Set exercise:
Each line that holds the word "Sell" counts once. Give the total number of such lines and nothing else.

Provided records:
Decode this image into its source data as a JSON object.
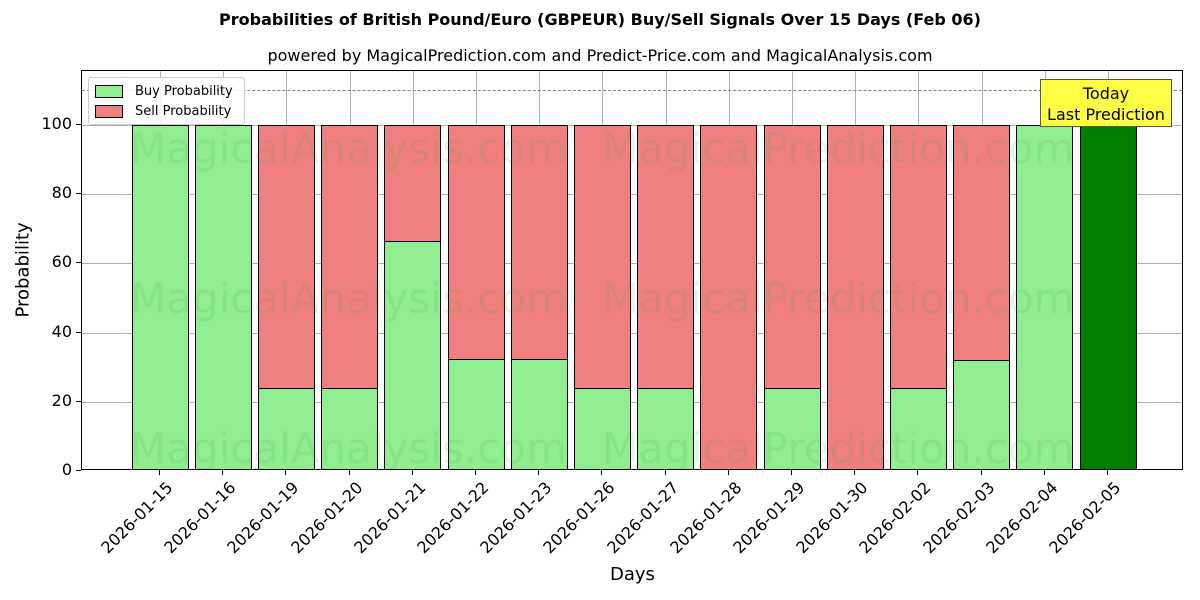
{
  "chart_data": {
    "type": "bar",
    "stacked": true,
    "title": "Probabilities of British Pound/Euro (GBPEUR) Buy/Sell Signals Over 15 Days (Feb 06)",
    "subtitle": "powered by MagicalPrediction.com and Predict-Price.com and MagicalAnalysis.com",
    "xlabel": "Days",
    "ylabel": "Probability",
    "ylim": [
      0,
      115
    ],
    "yticks": [
      0,
      20,
      40,
      60,
      80,
      100
    ],
    "reference_line": 110,
    "grid": true,
    "legend_position": "upper left",
    "categories": [
      "2026-01-15",
      "2026-01-16",
      "2026-01-19",
      "2026-01-20",
      "2026-01-21",
      "2026-01-22",
      "2026-01-23",
      "2026-01-26",
      "2026-01-27",
      "2026-01-28",
      "2026-01-29",
      "2026-01-30",
      "2026-02-02",
      "2026-02-03",
      "2026-02-04",
      "2026-02-05"
    ],
    "series": [
      {
        "name": "Buy Probability",
        "color": "#90ee90",
        "values": [
          100,
          100,
          24,
          24,
          66.5,
          32.5,
          32.5,
          24,
          24,
          0,
          24,
          0,
          24,
          32,
          100,
          100
        ]
      },
      {
        "name": "Sell Probability",
        "color": "#f08080",
        "values": [
          0,
          0,
          76,
          76,
          33.5,
          67.5,
          67.5,
          76,
          76,
          100,
          76,
          100,
          76,
          68,
          0,
          0
        ]
      }
    ],
    "highlight": {
      "category": "2026-02-05",
      "color": "#008000"
    },
    "annotation": {
      "line1": "Today",
      "line2": "Last Prediction",
      "background": "#ffff44"
    }
  },
  "legend": {
    "buy": "Buy Probability",
    "sell": "Sell Probability"
  },
  "watermarks": [
    "MagicalAnalysis.com",
    "MagicalPrediction.com"
  ]
}
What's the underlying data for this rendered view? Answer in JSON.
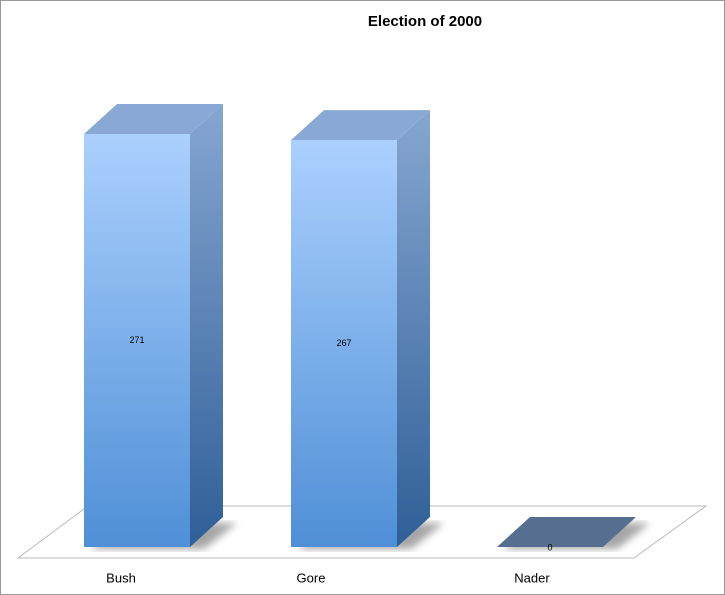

The completed task:
3